* _SET PROBLEM_: Every entry should be repeated exactly. Omit the pictures.

* _DATA SUPPLIED_:
/---

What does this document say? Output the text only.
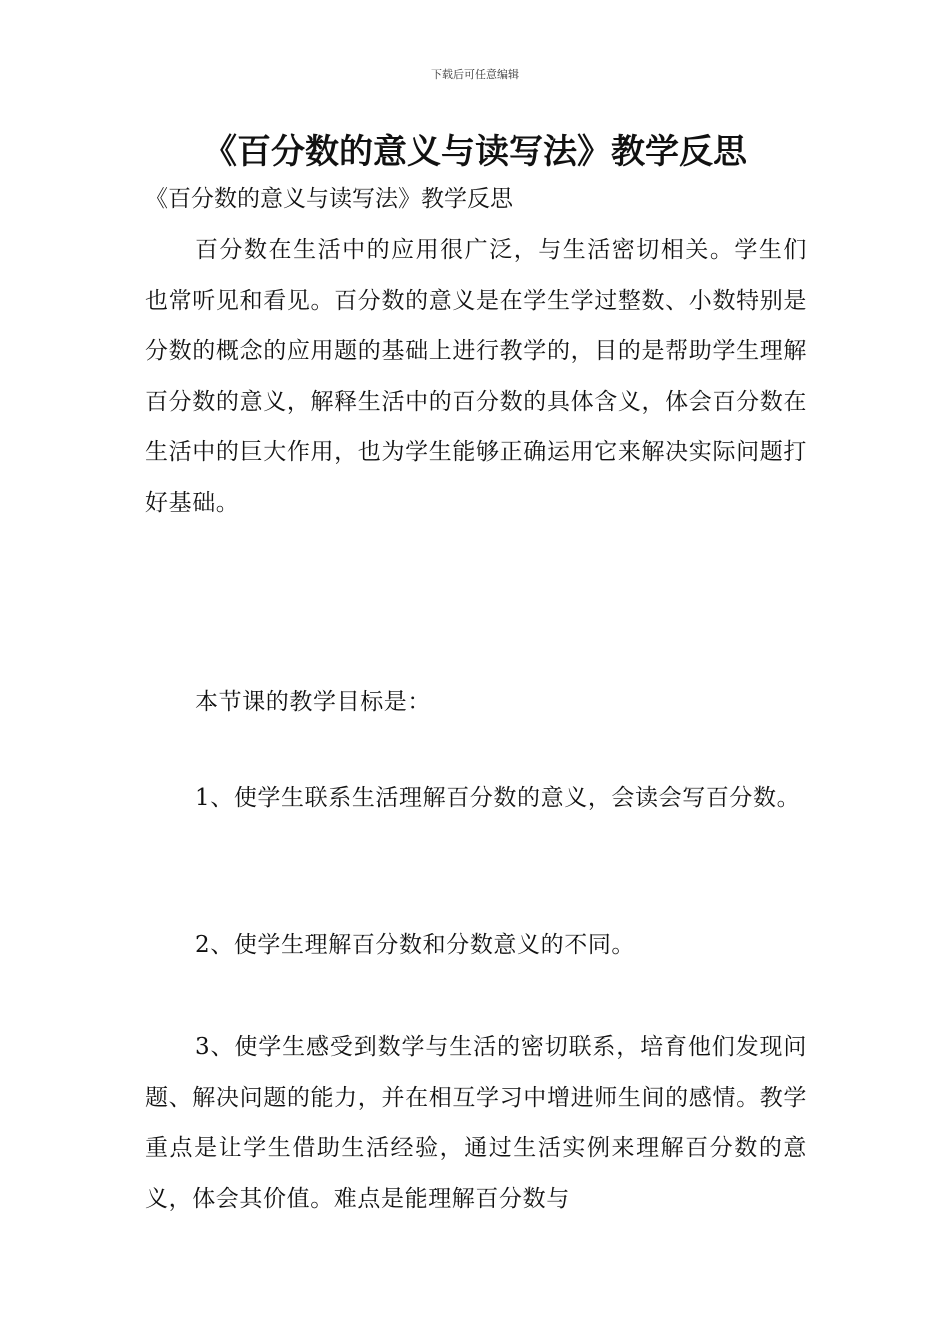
下载后可任意编辑
《百分数的意义与读写法》教学反思
《百分数的意义与读写法》教学反思

百分数在生活中的应用很广泛，与生活密切相关。学生们也常听见和看见。百分数的意义是在学生学过整数、小数特别是分数的概念的应用题的基础上进行教学的，目的是帮助学生理解百分数的意义，解释生活中的百分数的具体含义，体会百分数在生活中的巨大作用，也为学生能够正确运用它来解决实际问题打好基础。

本节课的教学目标是：

1、使学生联系生活理解百分数的意义，会读会写百分数。

2、使学生理解百分数和分数意义的不同。

3、使学生感受到数学与生活的密切联系，培育他们发现问题、解决问题的能力，并在相互学习中增进师生间的感情。教学重点是让学生借助生活经验，通过生活实例来理解百分数的意义，体会其价值。难点是能理解百分数与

\---

* _SOLUTION TO THIS PROBLEM_:
What does this document say? Output the text only.
下载后可任意编辑
《百分数的意义与读写法》教学反思
《百分数的意义与读写法》教学反思

百分数在生活中的应用很广泛，与生活密切相关。学生们也常听见和看见。百分数的意义是在学生学过整数、小数特别是分数的概念的应用题的基础上进行教学的，目的是帮助学生理解百分数的意义，解释生活中的百分数的具体含义，体会百分数在生活中的巨大作用，也为学生能够正确运用它来解决实际问题打好基础。

本节课的教学目标是：

1、使学生联系生活理解百分数的意义，会读会写百分数。

2、使学生理解百分数和分数意义的不同。

3、使学生感受到数学与生活的密切联系，培育他们发现问题、解决问题的能力，并在相互学习中增进师生间的感情。教学重点是让学生借助生活经验，通过生活实例来理解百分数的意义，体会其价值。难点是能理解百分数与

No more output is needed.